— Problem to work on —
Search the data for the word "grid". Reproduce every line where it is found.
── Records to use
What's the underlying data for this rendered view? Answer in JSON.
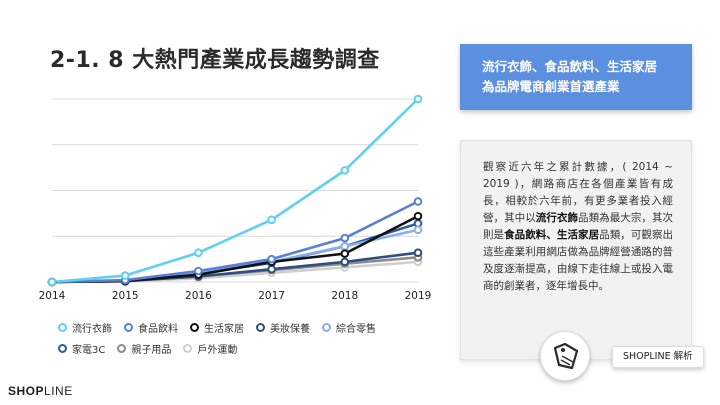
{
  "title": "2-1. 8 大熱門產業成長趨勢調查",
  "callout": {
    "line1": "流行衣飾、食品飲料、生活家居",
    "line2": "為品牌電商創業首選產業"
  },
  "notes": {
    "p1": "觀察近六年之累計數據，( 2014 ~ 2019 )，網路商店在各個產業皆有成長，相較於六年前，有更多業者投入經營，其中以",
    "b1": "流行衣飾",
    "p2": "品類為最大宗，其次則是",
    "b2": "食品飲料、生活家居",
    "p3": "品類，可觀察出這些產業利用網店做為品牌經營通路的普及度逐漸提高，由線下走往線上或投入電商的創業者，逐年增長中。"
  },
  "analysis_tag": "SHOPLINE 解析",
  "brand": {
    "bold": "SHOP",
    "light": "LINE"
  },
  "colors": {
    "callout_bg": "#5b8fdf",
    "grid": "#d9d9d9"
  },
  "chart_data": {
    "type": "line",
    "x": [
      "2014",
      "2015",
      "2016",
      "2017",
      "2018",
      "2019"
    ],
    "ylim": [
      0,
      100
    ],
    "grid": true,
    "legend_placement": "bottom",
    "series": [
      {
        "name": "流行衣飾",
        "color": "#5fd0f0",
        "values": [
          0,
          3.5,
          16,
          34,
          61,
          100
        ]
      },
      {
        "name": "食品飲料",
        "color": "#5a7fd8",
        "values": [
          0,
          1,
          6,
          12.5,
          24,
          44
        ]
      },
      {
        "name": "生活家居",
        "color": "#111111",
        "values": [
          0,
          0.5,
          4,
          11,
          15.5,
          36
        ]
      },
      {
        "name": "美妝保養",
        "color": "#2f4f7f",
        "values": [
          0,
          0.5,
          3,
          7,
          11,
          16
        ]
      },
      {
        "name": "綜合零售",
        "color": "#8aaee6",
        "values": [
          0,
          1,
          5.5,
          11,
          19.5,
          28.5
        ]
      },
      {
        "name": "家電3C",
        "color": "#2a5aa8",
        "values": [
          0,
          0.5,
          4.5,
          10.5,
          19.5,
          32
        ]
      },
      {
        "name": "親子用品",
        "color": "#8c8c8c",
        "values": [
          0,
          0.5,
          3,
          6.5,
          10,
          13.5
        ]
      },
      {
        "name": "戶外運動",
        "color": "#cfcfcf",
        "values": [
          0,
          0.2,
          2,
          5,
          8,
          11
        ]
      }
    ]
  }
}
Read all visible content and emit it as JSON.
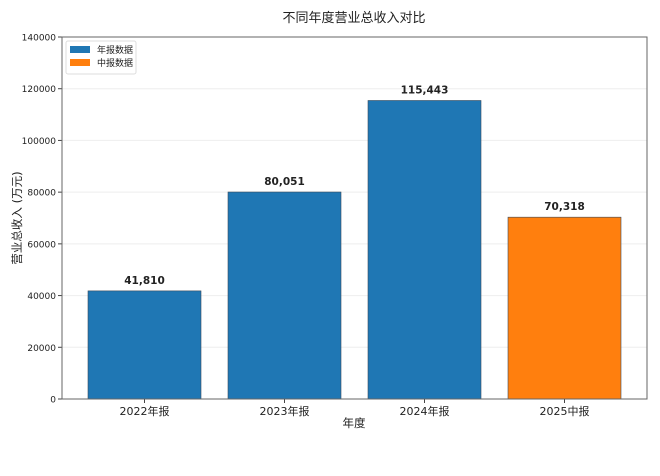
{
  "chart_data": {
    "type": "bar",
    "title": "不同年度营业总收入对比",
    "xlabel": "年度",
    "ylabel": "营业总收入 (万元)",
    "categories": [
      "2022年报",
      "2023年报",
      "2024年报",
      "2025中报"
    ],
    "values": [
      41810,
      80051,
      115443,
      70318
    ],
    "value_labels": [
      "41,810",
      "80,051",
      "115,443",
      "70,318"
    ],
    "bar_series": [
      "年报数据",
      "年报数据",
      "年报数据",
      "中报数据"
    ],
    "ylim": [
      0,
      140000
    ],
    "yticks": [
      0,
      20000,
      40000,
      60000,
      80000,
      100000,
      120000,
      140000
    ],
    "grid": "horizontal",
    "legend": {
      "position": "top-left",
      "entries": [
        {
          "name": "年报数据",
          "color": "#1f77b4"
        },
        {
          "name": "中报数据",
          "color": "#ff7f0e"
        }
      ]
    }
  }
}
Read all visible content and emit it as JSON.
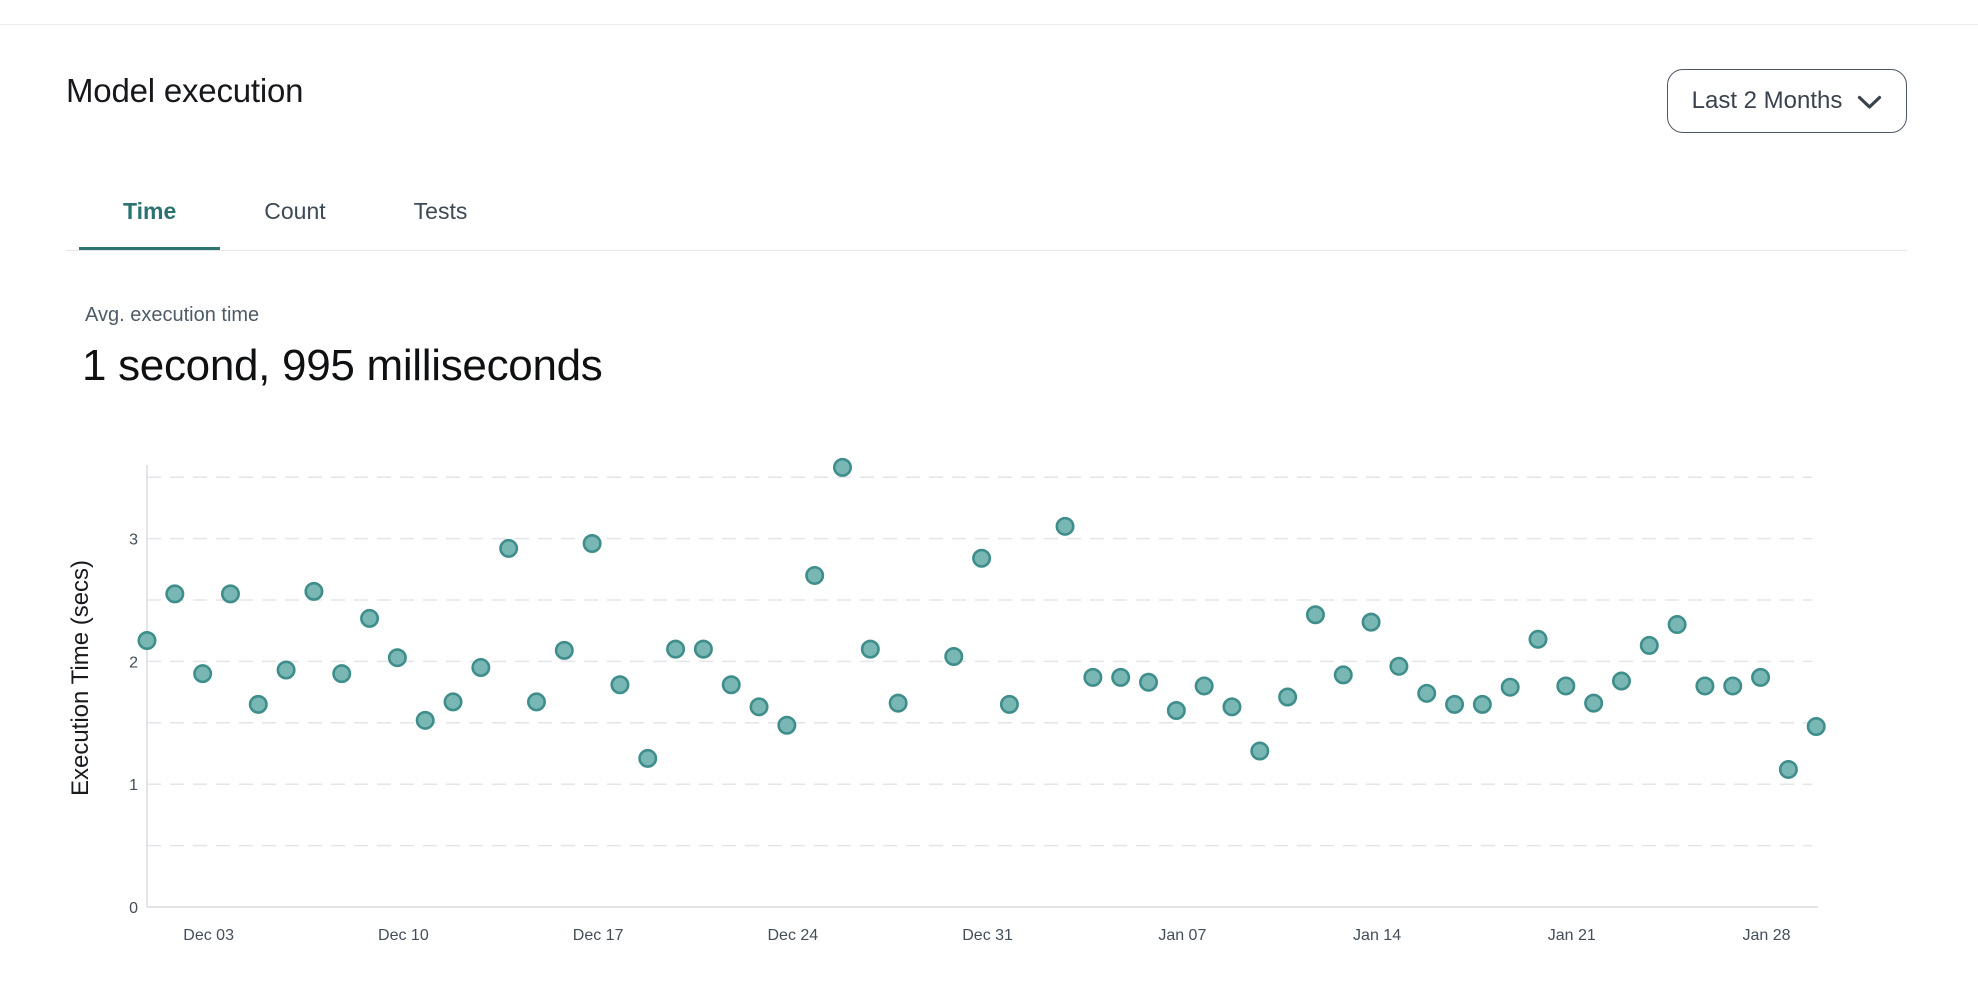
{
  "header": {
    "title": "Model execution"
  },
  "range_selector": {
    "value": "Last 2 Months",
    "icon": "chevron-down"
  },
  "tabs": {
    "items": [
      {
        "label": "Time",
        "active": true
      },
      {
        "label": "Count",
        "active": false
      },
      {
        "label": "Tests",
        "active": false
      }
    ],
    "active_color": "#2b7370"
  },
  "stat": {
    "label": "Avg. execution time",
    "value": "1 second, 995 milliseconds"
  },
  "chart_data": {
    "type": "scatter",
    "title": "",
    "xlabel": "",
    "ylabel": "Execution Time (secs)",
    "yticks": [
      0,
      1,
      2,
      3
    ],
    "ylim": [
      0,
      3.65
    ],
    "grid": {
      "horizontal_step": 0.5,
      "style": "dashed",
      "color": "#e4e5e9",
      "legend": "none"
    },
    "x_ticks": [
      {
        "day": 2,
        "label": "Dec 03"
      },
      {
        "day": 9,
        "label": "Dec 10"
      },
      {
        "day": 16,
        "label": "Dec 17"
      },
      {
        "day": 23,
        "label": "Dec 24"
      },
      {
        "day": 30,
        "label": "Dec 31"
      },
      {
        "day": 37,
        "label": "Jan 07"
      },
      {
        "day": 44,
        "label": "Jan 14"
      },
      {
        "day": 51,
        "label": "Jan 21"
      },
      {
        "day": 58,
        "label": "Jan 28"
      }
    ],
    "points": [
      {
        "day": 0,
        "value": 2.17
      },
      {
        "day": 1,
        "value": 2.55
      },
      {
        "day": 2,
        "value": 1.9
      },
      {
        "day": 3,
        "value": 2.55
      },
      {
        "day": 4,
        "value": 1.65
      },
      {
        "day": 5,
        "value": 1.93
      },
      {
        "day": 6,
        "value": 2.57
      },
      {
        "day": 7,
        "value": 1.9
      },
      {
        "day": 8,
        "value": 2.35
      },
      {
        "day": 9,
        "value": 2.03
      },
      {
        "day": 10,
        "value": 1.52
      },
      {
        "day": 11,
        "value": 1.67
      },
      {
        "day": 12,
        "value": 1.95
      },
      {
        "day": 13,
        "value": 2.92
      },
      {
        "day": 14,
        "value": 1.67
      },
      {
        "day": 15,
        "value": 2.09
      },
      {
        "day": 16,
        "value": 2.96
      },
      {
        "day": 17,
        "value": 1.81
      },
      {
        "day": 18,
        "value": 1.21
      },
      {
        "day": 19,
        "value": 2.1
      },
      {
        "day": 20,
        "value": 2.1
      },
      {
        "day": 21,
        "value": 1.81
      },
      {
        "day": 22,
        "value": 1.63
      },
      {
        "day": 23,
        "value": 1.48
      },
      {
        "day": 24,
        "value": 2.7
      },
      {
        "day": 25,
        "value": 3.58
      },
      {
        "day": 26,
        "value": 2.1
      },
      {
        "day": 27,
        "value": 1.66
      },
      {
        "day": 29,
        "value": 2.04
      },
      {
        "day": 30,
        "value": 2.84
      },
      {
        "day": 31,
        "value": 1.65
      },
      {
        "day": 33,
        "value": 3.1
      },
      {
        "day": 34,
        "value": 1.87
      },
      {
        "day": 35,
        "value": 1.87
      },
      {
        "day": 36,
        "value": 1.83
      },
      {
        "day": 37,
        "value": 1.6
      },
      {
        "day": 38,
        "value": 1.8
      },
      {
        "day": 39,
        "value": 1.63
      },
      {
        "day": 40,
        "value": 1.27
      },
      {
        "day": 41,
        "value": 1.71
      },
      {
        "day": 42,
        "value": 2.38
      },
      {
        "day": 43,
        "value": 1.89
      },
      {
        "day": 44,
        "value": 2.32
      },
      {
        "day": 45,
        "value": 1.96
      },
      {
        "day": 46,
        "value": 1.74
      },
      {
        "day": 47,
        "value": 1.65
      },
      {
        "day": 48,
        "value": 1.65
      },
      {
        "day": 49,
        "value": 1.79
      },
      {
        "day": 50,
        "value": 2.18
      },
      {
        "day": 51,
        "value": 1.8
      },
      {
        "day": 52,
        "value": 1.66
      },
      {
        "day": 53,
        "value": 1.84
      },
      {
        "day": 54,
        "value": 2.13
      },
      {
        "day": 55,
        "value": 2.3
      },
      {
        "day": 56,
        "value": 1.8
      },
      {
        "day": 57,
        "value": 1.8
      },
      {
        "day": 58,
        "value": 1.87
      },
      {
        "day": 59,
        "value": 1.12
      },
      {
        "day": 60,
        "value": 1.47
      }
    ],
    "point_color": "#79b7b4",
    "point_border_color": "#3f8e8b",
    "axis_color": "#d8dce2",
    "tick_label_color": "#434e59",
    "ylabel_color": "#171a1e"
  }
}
────
— Worked solution —
    "grid": "#d9d9d9"
    "grid": true,
    "grid": "horizontal",
    "grid": {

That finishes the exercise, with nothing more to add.